Dataset items:
━━━━━━━━━━
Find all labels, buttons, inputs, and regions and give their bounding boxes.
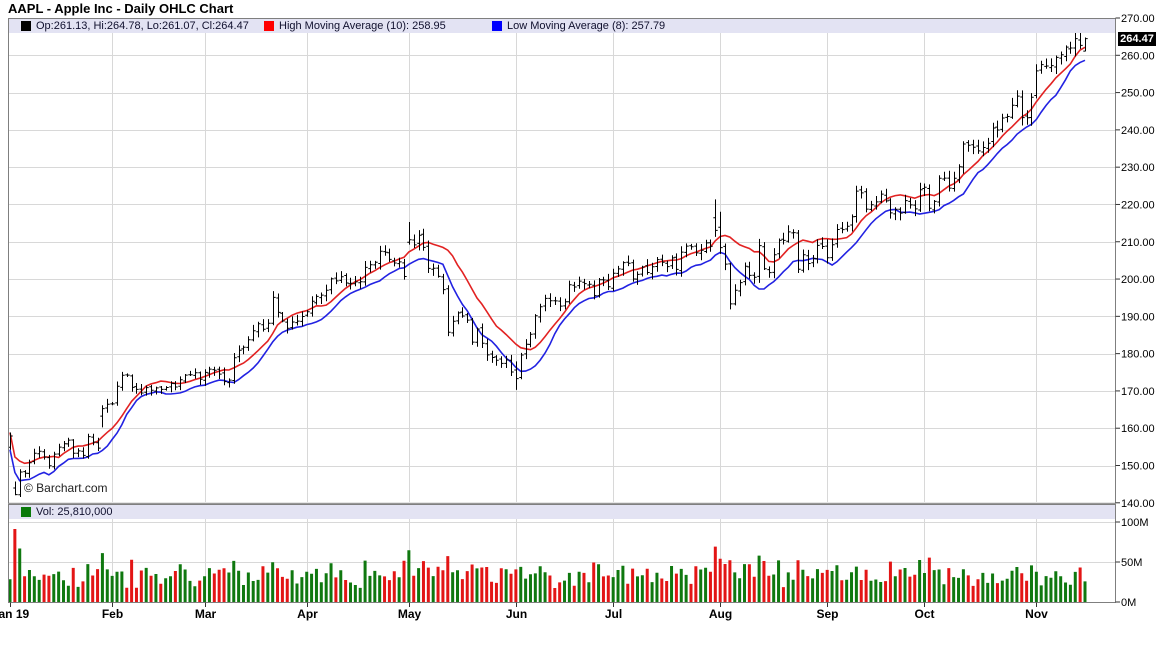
price-axis-label: 180.00 — [1121, 349, 1155, 361]
legend-item-low-ma: Low Moving Average (8): 257.79 — [492, 20, 665, 32]
price-axis-label: 150.00 — [1121, 461, 1155, 473]
price-axis-label: 160.00 — [1121, 423, 1155, 435]
month-label: Sep — [816, 607, 838, 621]
gridlines — [9, 19, 1115, 601]
price-axis-label: 260.00 — [1121, 50, 1155, 62]
volume-bars-up — [8, 548, 1087, 602]
legend-item-volume: Vol: 25,810,000 — [21, 506, 112, 518]
volume-axis-label: 50M — [1121, 557, 1142, 569]
month-label: Jan 19 — [0, 607, 30, 621]
price-plot-area[interactable] — [9, 18, 1115, 503]
legend-item-ohlc: Op:261.13, Hi:264.78, Lo:261.07, Cl:264.… — [21, 20, 249, 32]
month-label: Apr — [297, 607, 318, 621]
month-label: Nov — [1025, 607, 1048, 621]
price-axis-label: 140.00 — [1121, 498, 1155, 510]
volume-axis-label: 100M — [1121, 517, 1149, 529]
price-axis-label: 230.00 — [1121, 162, 1155, 174]
ohlc-bars — [8, 31, 1088, 497]
price-axis-label: 200.00 — [1121, 274, 1155, 286]
price-axis-label: 170.00 — [1121, 386, 1155, 398]
month-label: May — [398, 607, 422, 621]
volume-legend-strip: Vol: 25,810,000 — [9, 505, 1115, 519]
month-label: Jun — [506, 607, 527, 621]
low-ma-swatch-icon — [492, 21, 502, 31]
volume-legend-label: Vol: 25,810,000 — [36, 506, 113, 518]
month-label: Mar — [195, 607, 217, 621]
legend-item-high-ma: High Moving Average (10): 258.95 — [264, 20, 446, 32]
price-axis-label: 190.00 — [1121, 311, 1155, 323]
month-label: Feb — [102, 607, 123, 621]
price-axis-label: 210.00 — [1121, 237, 1155, 249]
page-title: AAPL - Apple Inc - Daily OHLC Chart — [8, 1, 234, 16]
last-price-box: 264.47 — [1118, 32, 1156, 46]
month-label: Oct — [914, 607, 934, 621]
barchart-copyright: © Barchart.com — [24, 481, 108, 495]
volume-plot-area[interactable] — [9, 505, 1115, 602]
price-axis-label: 220.00 — [1121, 199, 1155, 211]
ohlc-legend-label: Op:261.13, Hi:264.78, Lo:261.07, Cl:264.… — [36, 20, 249, 32]
price-axis-label: 250.00 — [1121, 88, 1155, 100]
month-label: Aug — [709, 607, 732, 621]
price-legend-strip: Op:261.13, Hi:264.78, Lo:261.07, Cl:264.… — [9, 19, 1115, 33]
volume-panel-border — [8, 504, 1116, 603]
volume-axis-label: 0M — [1121, 597, 1136, 609]
price-axis-label: 240.00 — [1121, 125, 1155, 137]
month-label: Jul — [605, 607, 622, 621]
low-ma-legend-label: Low Moving Average (8): 257.79 — [507, 20, 666, 32]
volume-swatch-icon — [21, 507, 31, 517]
price-panel-border — [8, 18, 1116, 504]
high-ma-swatch-icon — [264, 21, 274, 31]
price-axis-label: 270.00 — [1121, 13, 1155, 25]
ohlc-swatch-icon — [21, 21, 31, 31]
high-ma-legend-label: High Moving Average (10): 258.95 — [279, 20, 446, 32]
axes: 270.00 260.00 250.00 240.00 230.00 220.00 210.… — [0, 13, 1155, 621]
━━━━━━━━━━
**Exercise directions:** Update all the entries by changing every "month-label" to "month-tick" and keeping everything else the same. Leave the pictures out of your answer.

**Result:**
Find all labels, buttons, inputs, and regions and give their bounding boxes.
price-axis-label: 180.00 — [1121, 349, 1155, 361]
legend-item-low-ma: Low Moving Average (8): 257.79 — [492, 20, 665, 32]
price-axis-label: 150.00 — [1121, 461, 1155, 473]
price-axis-label: 160.00 — [1121, 423, 1155, 435]
month-tick: Sep — [816, 607, 838, 621]
gridlines — [9, 19, 1115, 601]
price-axis-label: 260.00 — [1121, 50, 1155, 62]
volume-bars-up — [8, 548, 1087, 602]
legend-item-volume: Vol: 25,810,000 — [21, 506, 112, 518]
volume-axis-label: 50M — [1121, 557, 1142, 569]
month-tick: Jan 19 — [0, 607, 30, 621]
price-plot-area[interactable] — [9, 18, 1115, 503]
legend-item-ohlc: Op:261.13, Hi:264.78, Lo:261.07, Cl:264.… — [21, 20, 249, 32]
month-tick: Apr — [297, 607, 318, 621]
month-tick: Nov — [1025, 607, 1048, 621]
price-axis-label: 140.00 — [1121, 498, 1155, 510]
volume-axis-label: 100M — [1121, 517, 1149, 529]
price-axis-label: 230.00 — [1121, 162, 1155, 174]
ohlc-bars — [8, 31, 1088, 497]
price-axis-label: 200.00 — [1121, 274, 1155, 286]
price-axis-label: 170.00 — [1121, 386, 1155, 398]
month-tick: May — [398, 607, 422, 621]
volume-legend-strip: Vol: 25,810,000 — [9, 505, 1115, 519]
month-tick: Jun — [506, 607, 527, 621]
low-ma-swatch-icon — [492, 21, 502, 31]
volume-legend-label: Vol: 25,810,000 — [36, 506, 113, 518]
month-tick: Mar — [195, 607, 217, 621]
legend-item-high-ma: High Moving Average (10): 258.95 — [264, 20, 446, 32]
price-axis-label: 190.00 — [1121, 311, 1155, 323]
month-tick: Feb — [102, 607, 123, 621]
price-axis-label: 210.00 — [1121, 237, 1155, 249]
page-title: AAPL - Apple Inc - Daily OHLC Chart — [8, 1, 234, 16]
last-price-box: 264.47 — [1118, 32, 1156, 46]
month-tick: Oct — [914, 607, 934, 621]
barchart-copyright: © Barchart.com — [24, 481, 108, 495]
volume-plot-area[interactable] — [9, 505, 1115, 602]
price-axis-label: 220.00 — [1121, 199, 1155, 211]
ohlc-legend-label: Op:261.13, Hi:264.78, Lo:261.07, Cl:264.… — [36, 20, 249, 32]
price-axis-label: 250.00 — [1121, 88, 1155, 100]
month-tick: Aug — [709, 607, 732, 621]
price-legend-strip: Op:261.13, Hi:264.78, Lo:261.07, Cl:264.… — [9, 19, 1115, 33]
volume-panel-border — [8, 504, 1116, 603]
volume-axis-label: 0M — [1121, 597, 1136, 609]
price-axis-label: 240.00 — [1121, 125, 1155, 137]
month-tick: Jul — [605, 607, 622, 621]
low-ma-legend-label: Low Moving Average (8): 257.79 — [507, 20, 666, 32]
volume-swatch-icon — [21, 507, 31, 517]
price-panel-border — [8, 18, 1116, 504]
high-ma-swatch-icon — [264, 21, 274, 31]
price-axis-label: 270.00 — [1121, 13, 1155, 25]
ohlc-swatch-icon — [21, 21, 31, 31]
high-ma-legend-label: High Moving Average (10): 258.95 — [279, 20, 446, 32]
axes: 270.00 260.00 250.00 240.00 230.00 220.00 210.… — [0, 13, 1155, 621]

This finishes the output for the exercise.